[Figure dataset records]
--- Start ---

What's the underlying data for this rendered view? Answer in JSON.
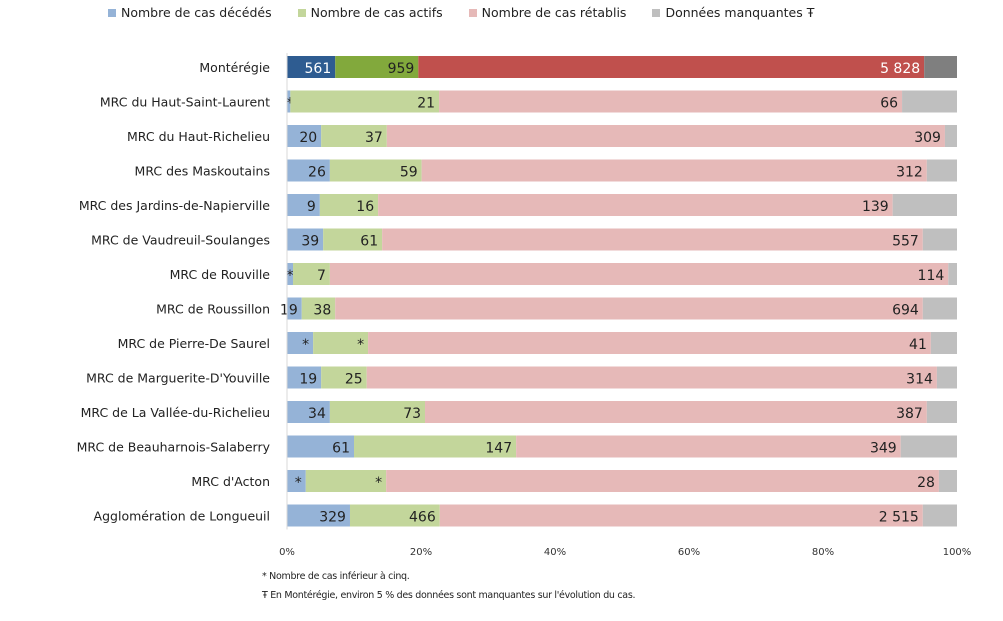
{
  "chart_data": {
    "type": "bar",
    "orientation": "horizontal",
    "stacked": "100%",
    "categories": [
      "Montérégie",
      "MRC du Haut-Saint-Laurent",
      "MRC du Haut-Richelieu",
      "MRC des Maskoutains",
      "MRC des Jardins-de-Napierville",
      "MRC de Vaudreuil-Soulanges",
      "MRC de Rouville",
      "MRC de Roussillon",
      "MRC de Pierre-De Saurel",
      "MRC de Marguerite-D'Youville",
      "MRC de La Vallée-du-Richelieu",
      "MRC de Beauharnois-Salaberry",
      "MRC d'Acton",
      "Agglomération de Longueuil"
    ],
    "series": [
      {
        "name": "Nombre de cas décédés",
        "color": "#95b3d7",
        "highlight_color": "#2e5c91",
        "share_pct": [
          7.2,
          0.5,
          5.1,
          6.4,
          4.9,
          5.4,
          0.9,
          2.2,
          3.9,
          5.1,
          6.4,
          10.0,
          2.8,
          9.4
        ],
        "labels": [
          "561",
          "*",
          "20",
          "26",
          "9",
          "39",
          "*",
          "19",
          "*",
          "19",
          "34",
          "61",
          "*",
          "329"
        ]
      },
      {
        "name": "Nombre de cas actifs",
        "color": "#c3d69b",
        "highlight_color": "#82a93c",
        "share_pct": [
          12.4,
          22.2,
          9.8,
          13.7,
          8.7,
          8.8,
          5.5,
          5.0,
          8.2,
          6.8,
          14.2,
          24.2,
          12.0,
          13.4
        ],
        "labels": [
          "959",
          "21",
          "37",
          "59",
          "16",
          "61",
          "7",
          "38",
          "*",
          "25",
          "73",
          "147",
          "*",
          "466"
        ]
      },
      {
        "name": "Nombre de cas rétablis",
        "color": "#e6b9b8",
        "highlight_color": "#c0504d",
        "share_pct": [
          75.5,
          69.1,
          83.3,
          75.4,
          76.8,
          80.7,
          92.3,
          87.7,
          84.0,
          85.1,
          74.9,
          57.4,
          82.5,
          72.1
        ],
        "labels": [
          "5 828",
          "66",
          "309",
          "312",
          "139",
          "557",
          "114",
          "694",
          "41",
          "314",
          "387",
          "349",
          "28",
          "2 515"
        ]
      },
      {
        "name": "Données manquantes Ŧ",
        "color": "#bfbfbf",
        "highlight_color": "#7f7f7f",
        "share_pct": [
          4.9,
          8.2,
          1.8,
          4.5,
          9.6,
          5.1,
          1.3,
          5.1,
          3.9,
          3.0,
          4.5,
          8.4,
          2.7,
          5.1
        ],
        "labels": [
          "",
          "",
          "",
          "",
          "",
          "",
          "",
          "",
          "",
          "",
          "",
          "",
          "",
          ""
        ]
      }
    ],
    "xlim": [
      0,
      100
    ],
    "xticks": [
      "0%",
      "20%",
      "40%",
      "60%",
      "80%",
      "100%"
    ],
    "legend_position": "top",
    "grid": false,
    "footnotes": [
      "* Nombre de cas inférieur à cinq.",
      "Ŧ En Montérégie, environ 5 % des données sont manquantes sur l'évolution du cas."
    ]
  }
}
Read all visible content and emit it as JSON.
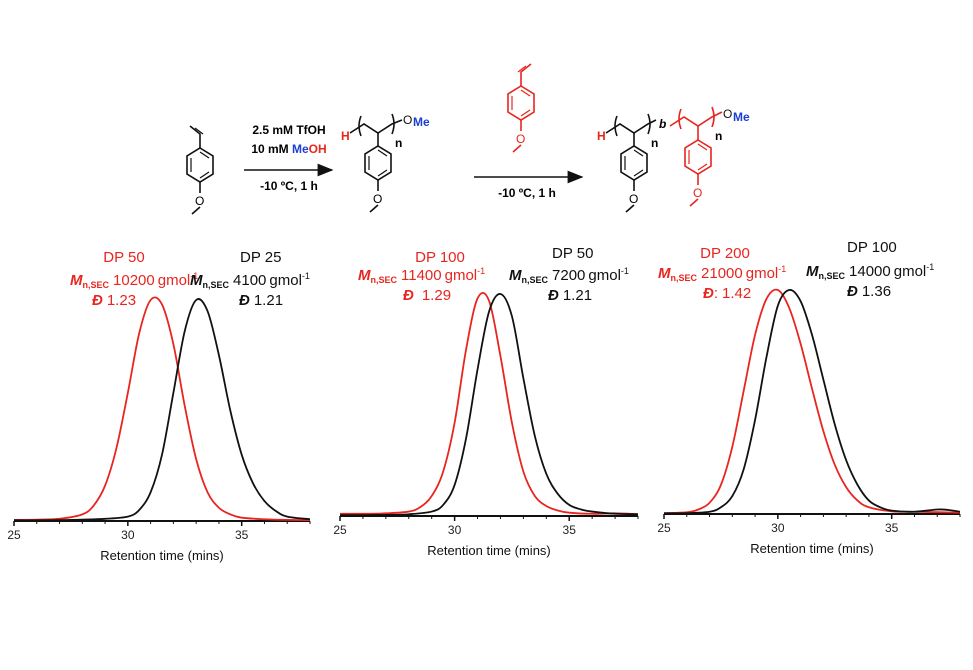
{
  "colors": {
    "first_block": "#e8251f",
    "second_block": "#111111"
  },
  "scheme": {
    "step1": {
      "reagent1": "2.5 mM TfOH",
      "reagent2_prefix": "10 mM ",
      "reagent2_me": "Me",
      "reagent2_oh": "OH",
      "conditions": "-10 ºC, 1 h"
    },
    "step2": {
      "conditions": "-10 ºC, 1 h"
    },
    "homopolymer": {
      "end_h": "H",
      "end_ome_o": "O",
      "end_ome_me": "Me",
      "repeat": "n"
    },
    "block_copolymer": {
      "end_h": "H",
      "block_letter": "b",
      "repeat1": "n",
      "repeat2": "n",
      "end_ome_o": "O",
      "end_ome_me": "Me"
    }
  },
  "chart_data": [
    {
      "type": "line",
      "xlabel": "Retention time (mins)",
      "xlim": [
        25,
        38
      ],
      "xticks": [
        25,
        30,
        35
      ],
      "series": [
        {
          "color": "#e8251f",
          "x": [
            25,
            26,
            27,
            28,
            28.5,
            29,
            29.5,
            30,
            30.5,
            31,
            31.5,
            32,
            32.5,
            33,
            33.5,
            34,
            34.5,
            35,
            36,
            37,
            38
          ],
          "y": [
            0.005,
            0.006,
            0.01,
            0.03,
            0.07,
            0.16,
            0.33,
            0.58,
            0.85,
            1.0,
            0.98,
            0.8,
            0.52,
            0.28,
            0.13,
            0.06,
            0.03,
            0.015,
            0.008,
            0.005,
            0.004
          ]
        },
        {
          "color": "#111111",
          "x": [
            25,
            26,
            27,
            28,
            29,
            30,
            30.5,
            31,
            31.5,
            32,
            32.5,
            33,
            33.5,
            34,
            34.5,
            35,
            35.5,
            36,
            36.5,
            37,
            38
          ],
          "y": [
            0.003,
            0.003,
            0.004,
            0.006,
            0.01,
            0.02,
            0.05,
            0.13,
            0.3,
            0.58,
            0.86,
            1.0,
            0.95,
            0.75,
            0.5,
            0.3,
            0.17,
            0.09,
            0.045,
            0.02,
            0.008
          ]
        }
      ],
      "annotations": {
        "first": {
          "dp": "DP 50",
          "mn": "10200",
          "unit": "gmol",
          "dispersity": "1.23"
        },
        "second": {
          "dp": "DP 25",
          "mn": "4100",
          "unit": "gmol",
          "dispersity": "1.21"
        }
      }
    },
    {
      "type": "line",
      "xlabel": "Retention time (mins)",
      "xlim": [
        25,
        38
      ],
      "xticks": [
        25,
        30,
        35
      ],
      "series": [
        {
          "color": "#e8251f",
          "x": [
            25,
            26,
            27,
            28,
            28.5,
            29,
            29.5,
            30,
            30.5,
            31,
            31.5,
            32,
            32.5,
            33,
            33.5,
            34,
            34.5,
            35,
            36,
            37,
            38
          ],
          "y": [
            0.01,
            0.01,
            0.012,
            0.02,
            0.04,
            0.09,
            0.2,
            0.42,
            0.75,
            0.98,
            0.97,
            0.72,
            0.42,
            0.2,
            0.09,
            0.045,
            0.025,
            0.015,
            0.01,
            0.012,
            0.008
          ]
        },
        {
          "color": "#111111",
          "x": [
            25,
            26,
            27,
            28,
            29,
            29.5,
            30,
            30.5,
            31,
            31.5,
            32,
            32.5,
            33,
            33.5,
            34,
            34.5,
            35,
            35.5,
            36,
            37,
            38
          ],
          "y": [
            0.004,
            0.004,
            0.005,
            0.008,
            0.02,
            0.05,
            0.14,
            0.35,
            0.66,
            0.92,
            1.0,
            0.9,
            0.62,
            0.36,
            0.19,
            0.1,
            0.05,
            0.03,
            0.02,
            0.01,
            0.008
          ]
        }
      ],
      "annotations": {
        "first": {
          "dp": "DP 100",
          "mn": "11400",
          "unit": "gmol",
          "dispersity": "1.29"
        },
        "second": {
          "dp": "DP 50",
          "mn": "7200",
          "unit": "gmol",
          "dispersity": "1.21"
        }
      }
    },
    {
      "type": "line",
      "xlabel": "Retention time (mins)",
      "xlim": [
        25,
        38
      ],
      "xticks": [
        25,
        30,
        35
      ],
      "series": [
        {
          "color": "#e8251f",
          "x": [
            25,
            26,
            26.5,
            27,
            27.5,
            28,
            28.5,
            29,
            29.5,
            30,
            30.5,
            31,
            31.5,
            32,
            32.5,
            33,
            33.5,
            34,
            35,
            36,
            37,
            38
          ],
          "y": [
            0.004,
            0.008,
            0.02,
            0.05,
            0.13,
            0.3,
            0.55,
            0.8,
            0.96,
            1.0,
            0.92,
            0.76,
            0.56,
            0.37,
            0.22,
            0.12,
            0.06,
            0.03,
            0.012,
            0.01,
            0.008,
            0.006
          ]
        },
        {
          "color": "#111111",
          "x": [
            25,
            26,
            27,
            27.5,
            28,
            28.5,
            29,
            29.5,
            30,
            30.5,
            31,
            31.5,
            32,
            32.5,
            33,
            33.5,
            34,
            34.5,
            35,
            36,
            37,
            37.5,
            38
          ],
          "y": [
            0.003,
            0.004,
            0.01,
            0.03,
            0.08,
            0.2,
            0.42,
            0.7,
            0.93,
            1.0,
            0.95,
            0.8,
            0.6,
            0.4,
            0.24,
            0.13,
            0.06,
            0.03,
            0.015,
            0.01,
            0.02,
            0.018,
            0.01
          ]
        }
      ],
      "annotations": {
        "first": {
          "dp": "DP 200",
          "mn": "21000",
          "unit": "gmol",
          "dispersity": "1.42"
        },
        "second": {
          "dp": "DP 100",
          "mn": "14000",
          "unit": "gmol",
          "dispersity": "1.36"
        }
      }
    }
  ],
  "labels": {
    "mn_symbol": "M",
    "mn_sub": "n,SEC",
    "dispersity_symbol": "Đ",
    "exponent": "-1"
  }
}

--- End ---

Which lines in the listing above hold the word "Richelieu"? Show each of them.

*RESULT OF THE EXERCISE*.
      "MRC du Haut-Richelieu",
      "MRC de La Vallée-du-Richelieu",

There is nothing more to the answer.